▶ _STATED EXERCISE_: Would you set down every entry shown below, precisely as written?

▶ _DATASET ROWS_:
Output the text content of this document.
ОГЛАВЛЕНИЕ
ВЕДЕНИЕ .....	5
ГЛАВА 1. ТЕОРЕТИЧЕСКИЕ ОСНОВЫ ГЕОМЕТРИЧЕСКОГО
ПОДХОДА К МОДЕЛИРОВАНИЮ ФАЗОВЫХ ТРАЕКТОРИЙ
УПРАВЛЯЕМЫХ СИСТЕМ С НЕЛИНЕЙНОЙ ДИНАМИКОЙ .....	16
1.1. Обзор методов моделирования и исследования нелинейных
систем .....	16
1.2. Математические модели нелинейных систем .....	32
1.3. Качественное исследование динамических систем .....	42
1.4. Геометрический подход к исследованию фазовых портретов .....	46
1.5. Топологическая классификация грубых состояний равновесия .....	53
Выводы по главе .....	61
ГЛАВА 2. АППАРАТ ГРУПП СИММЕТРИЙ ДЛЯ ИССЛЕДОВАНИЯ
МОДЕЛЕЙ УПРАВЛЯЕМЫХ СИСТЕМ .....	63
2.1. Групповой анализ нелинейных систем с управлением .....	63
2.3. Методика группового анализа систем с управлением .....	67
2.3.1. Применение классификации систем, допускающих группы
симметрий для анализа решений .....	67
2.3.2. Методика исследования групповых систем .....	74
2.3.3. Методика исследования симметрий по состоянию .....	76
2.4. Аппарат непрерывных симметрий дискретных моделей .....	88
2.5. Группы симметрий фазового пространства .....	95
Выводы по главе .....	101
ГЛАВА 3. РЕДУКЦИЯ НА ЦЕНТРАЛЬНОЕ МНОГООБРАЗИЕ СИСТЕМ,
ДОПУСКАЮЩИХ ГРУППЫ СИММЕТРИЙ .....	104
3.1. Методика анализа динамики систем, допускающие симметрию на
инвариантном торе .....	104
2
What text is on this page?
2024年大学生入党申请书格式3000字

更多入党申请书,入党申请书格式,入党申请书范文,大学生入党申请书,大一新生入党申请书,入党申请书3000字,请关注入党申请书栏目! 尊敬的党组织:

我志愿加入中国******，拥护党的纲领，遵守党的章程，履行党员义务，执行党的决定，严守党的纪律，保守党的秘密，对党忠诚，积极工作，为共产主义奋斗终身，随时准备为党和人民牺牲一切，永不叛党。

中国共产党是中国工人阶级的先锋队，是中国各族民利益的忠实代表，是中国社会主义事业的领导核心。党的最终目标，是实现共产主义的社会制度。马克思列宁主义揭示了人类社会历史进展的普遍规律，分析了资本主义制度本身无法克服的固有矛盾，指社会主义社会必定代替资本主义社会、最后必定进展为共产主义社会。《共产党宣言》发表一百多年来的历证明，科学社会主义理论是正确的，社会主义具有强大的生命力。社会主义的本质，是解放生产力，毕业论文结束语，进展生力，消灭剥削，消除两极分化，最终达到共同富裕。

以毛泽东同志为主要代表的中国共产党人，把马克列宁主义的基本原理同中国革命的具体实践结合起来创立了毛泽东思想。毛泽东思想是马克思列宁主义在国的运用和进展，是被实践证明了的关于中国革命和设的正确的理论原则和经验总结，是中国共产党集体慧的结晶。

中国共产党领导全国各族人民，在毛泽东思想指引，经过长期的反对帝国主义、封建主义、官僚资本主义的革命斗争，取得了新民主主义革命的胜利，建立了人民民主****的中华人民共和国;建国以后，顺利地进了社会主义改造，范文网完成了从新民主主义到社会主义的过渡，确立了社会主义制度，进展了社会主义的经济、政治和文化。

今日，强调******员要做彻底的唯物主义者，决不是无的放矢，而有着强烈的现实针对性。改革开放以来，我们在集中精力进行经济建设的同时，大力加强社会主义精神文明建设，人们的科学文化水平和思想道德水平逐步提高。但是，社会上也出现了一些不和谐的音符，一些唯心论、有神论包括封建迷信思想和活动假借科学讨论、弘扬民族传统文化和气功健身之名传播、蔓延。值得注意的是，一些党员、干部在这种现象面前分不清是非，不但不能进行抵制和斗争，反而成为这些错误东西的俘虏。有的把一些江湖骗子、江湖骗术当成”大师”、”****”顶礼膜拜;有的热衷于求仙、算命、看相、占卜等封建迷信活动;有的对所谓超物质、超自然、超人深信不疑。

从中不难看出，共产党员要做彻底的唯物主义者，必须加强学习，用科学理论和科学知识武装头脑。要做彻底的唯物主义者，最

▶ _THE SOLUTION_:
Output the text content of this document.
ОГЛАВЛЕНИЕ
ВЕДЕНИЕ .....	5
ГЛАВА 1. ТЕОРЕТИЧЕСКИЕ ОСНОВЫ ГЕОМЕТРИЧЕСКОГО
ПОДХОДА К МОДЕЛИРОВАНИЮ ФАЗОВЫХ ТРАЕКТОРИЙ
УПРАВЛЯЕМЫХ СИСТЕМ С НЕЛИНЕЙНОЙ ДИНАМИКОЙ .....	16
1.1. Обзор методов моделирования и исследования нелинейных
систем .....	16
1.2. Математические модели нелинейных систем .....	32
1.3. Качественное исследование динамических систем .....	42
1.4. Геометрический подход к исследованию фазовых портретов .....	46
1.5. Топологическая классификация грубых состояний равновесия .....	53
Выводы по главе .....	61
ГЛАВА 2. АППАРАТ ГРУПП СИММЕТРИЙ ДЛЯ ИССЛЕДОВАНИЯ
МОДЕЛЕЙ УПРАВЛЯЕМЫХ СИСТЕМ .....	63
2.1. Групповой анализ нелинейных систем с управлением .....	63
2.3. Методика группового анализа систем с управлением .....	67
2.3.1. Применение классификации систем, допускающих группы
симметрий для анализа решений .....	67
2.3.2. Методика исследования групповых систем .....	74
2.3.3. Методика исследования симметрий по состоянию .....	76
2.4. Аппарат непрерывных симметрий дискретных моделей .....	88
2.5. Группы симметрий фазового пространства .....	95
Выводы по главе .....	101
ГЛАВА 3. РЕДУКЦИЯ НА ЦЕНТРАЛЬНОЕ МНОГООБРАЗИЕ СИСТЕМ,
ДОПУСКАЮЩИХ ГРУППЫ СИММЕТРИЙ .....	104
3.1. Методика анализа динамики систем, допускающие симметрию на
инвариантном торе .....	104
2
What text is on this page?
2024年大学生入党申请书格式3000字

更多入党申请书,入党申请书格式,入党申请书范文,大学生入党申请书,大一新生入党申请书,入党申请书3000字,请关注入党申请书栏目! 尊敬的党组织:

我志愿加入中国******，拥护党的纲领，遵守党的章程，履行党员义务，执行党的决定，严守党的纪律，保守党的秘密，对党忠诚，积极工作，为共产主义奋斗终身，随时准备为党和人民牺牲一切，永不叛党。

中国共产党是中国工人阶级的先锋队，是中国各族民利益的忠实代表，是中国社会主义事业的领导核心。党的最终目标，是实现共产主义的社会制度。马克思列宁主义揭示了人类社会历史进展的普遍规律，分析了资本主义制度本身无法克服的固有矛盾，指社会主义社会必定代替资本主义社会、最后必定进展为共产主义社会。《共产党宣言》发表一百多年来的历证明，科学社会主义理论是正确的，社会主义具有强大的生命力。社会主义的本质，是解放生产力，毕业论文结束语，进展生力，消灭剥削，消除两极分化，最终达到共同富裕。

以毛泽东同志为主要代表的中国共产党人，把马克列宁主义的基本原理同中国革命的具体实践结合起来创立了毛泽东思想。毛泽东思想是马克思列宁主义在国的运用和进展，是被实践证明了的关于中国革命和设的正确的理论原则和经验总结，是中国共产党集体慧的结晶。

中国共产党领导全国各族人民，在毛泽东思想指引，经过长期的反对帝国主义、封建主义、官僚资本主义的革命斗争，取得了新民主主义革命的胜利，建立了人民民主****的中华人民共和国;建国以后，顺利地进了社会主义改造，范文网完成了从新民主主义到社会主义的过渡，确立了社会主义制度，进展了社会主义的经济、政治和文化。

今日，强调******员要做彻底的唯物主义者，决不是无的放矢，而有着强烈的现实针对性。改革开放以来，我们在集中精力进行经济建设的同时，大力加强社会主义精神文明建设，人们的科学文化水平和思想道德水平逐步提高。但是，社会上也出现了一些不和谐的音符，一些唯心论、有神论包括封建迷信思想和活动假借科学讨论、弘扬民族传统文化和气功健身之名传播、蔓延。值得注意的是，一些党员、干部在这种现象面前分不清是非，不但不能进行抵制和斗争，反而成为这些错误东西的俘虏。有的把一些江湖骗子、江湖骗术当成”大师”、”****”顶礼膜拜;有的热衷于求仙、算命、看相、占卜等封建迷信活动;有的对所谓超物质、超自然、超人深信不疑。

从中不难看出，共产党员要做彻底的唯物主义者，必须加强学习，用科学理论和科学知识武装头脑。要做彻底的唯物主义者，最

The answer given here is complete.